Data excerpts
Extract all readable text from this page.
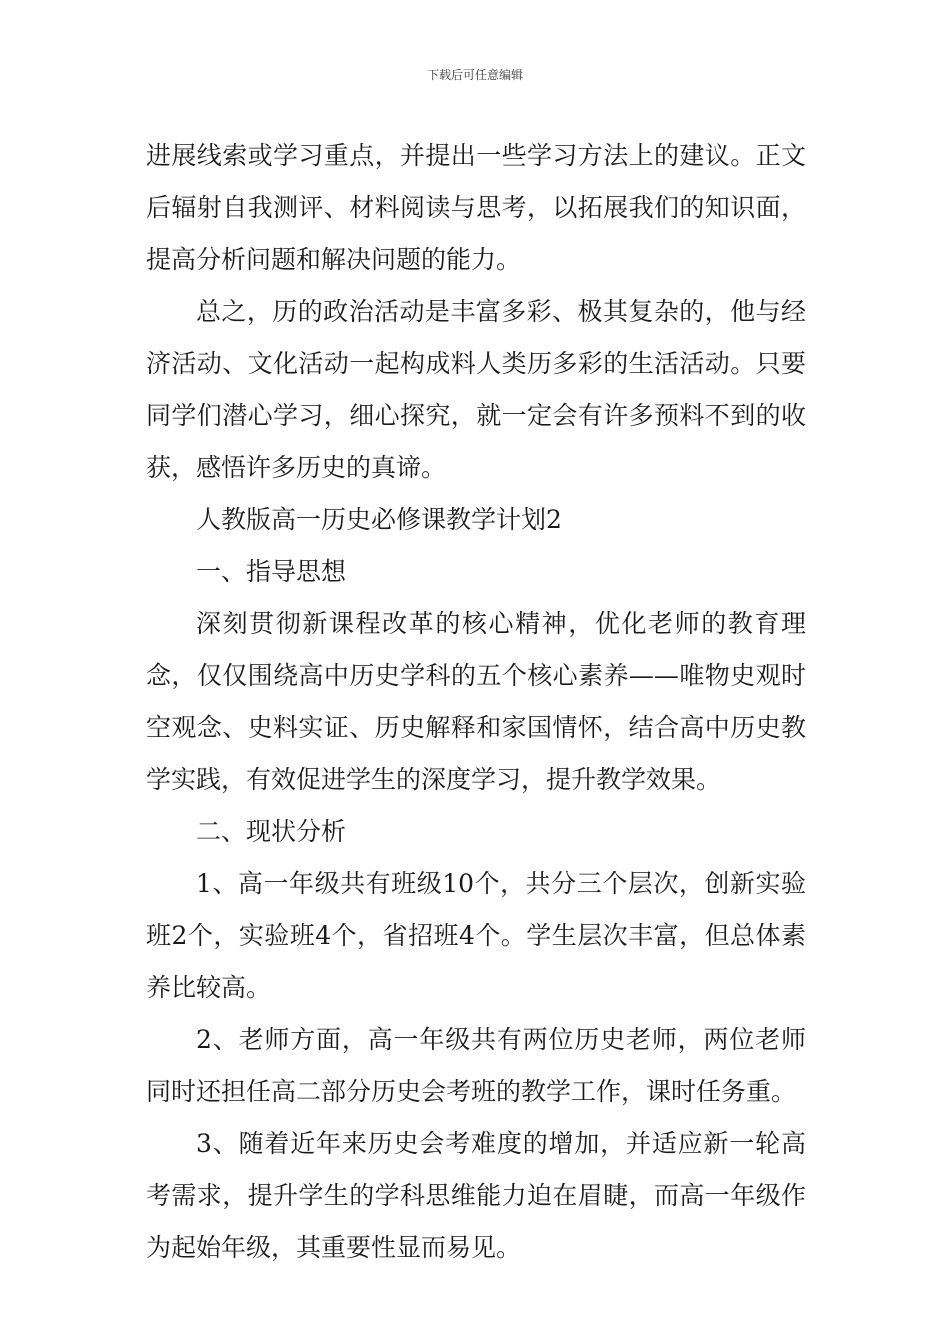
下载后可任意编辑

进展线索或学习重点，并提出一些学习方法上的建议。正文后辐射自我测评、材料阅读与思考，以拓展我们的知识面，提高分析问题和解决问题的能力。

总之，历的政治活动是丰富多彩、极其复杂的，他与经济活动、文化活动一起构成料人类历多彩的生活活动。只要同学们潜心学习，细心探究，就一定会有许多预料不到的收获，感悟许多历史的真谛。

人教版高一历史必修课教学计划2

一、指导思想

深刻贯彻新课程改革的核心精神，优化老师的教育理念，仅仅围绕高中历史学科的五个核心素养——唯物史观时空观念、史料实证、历史解释和家国情怀，结合高中历史教学实践，有效促进学生的深度学习，提升教学效果。

二、现状分析

1、高一年级共有班级10个，共分三个层次，创新实验班2个，实验班4个，省招班4个。学生层次丰富，但总体素养比较高。

2、老师方面，高一年级共有两位历史老师，两位老师同时还担任高二部分历史会考班的教学工作，课时任务重。

3、随着近年来历史会考难度的增加，并适应新一轮高考需求，提升学生的学科思维能力迫在眉睫，而高一年级作为起始年级，其重要性显而易见。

**WHAT YOU SHOULD DO:** From start to finish, output the listing exactly, but omit its pictures.

**SOLUTION FOR THIS TASK:**
Extract all readable text from this page.
下载后可任意编辑

进展线索或学习重点，并提出一些学习方法上的建议。正文后辐射自我测评、材料阅读与思考，以拓展我们的知识面，提高分析问题和解决问题的能力。

总之，历的政治活动是丰富多彩、极其复杂的，他与经济活动、文化活动一起构成料人类历多彩的生活活动。只要同学们潜心学习，细心探究，就一定会有许多预料不到的收获，感悟许多历史的真谛。

人教版高一历史必修课教学计划2

一、指导思想

深刻贯彻新课程改革的核心精神，优化老师的教育理念，仅仅围绕高中历史学科的五个核心素养——唯物史观时空观念、史料实证、历史解释和家国情怀，结合高中历史教学实践，有效促进学生的深度学习，提升教学效果。

二、现状分析

1、高一年级共有班级10个，共分三个层次，创新实验班2个，实验班4个，省招班4个。学生层次丰富，但总体素养比较高。

2、老师方面，高一年级共有两位历史老师，两位老师同时还担任高二部分历史会考班的教学工作，课时任务重。

3、随着近年来历史会考难度的增加，并适应新一轮高考需求，提升学生的学科思维能力迫在眉睫，而高一年级作为起始年级，其重要性显而易见。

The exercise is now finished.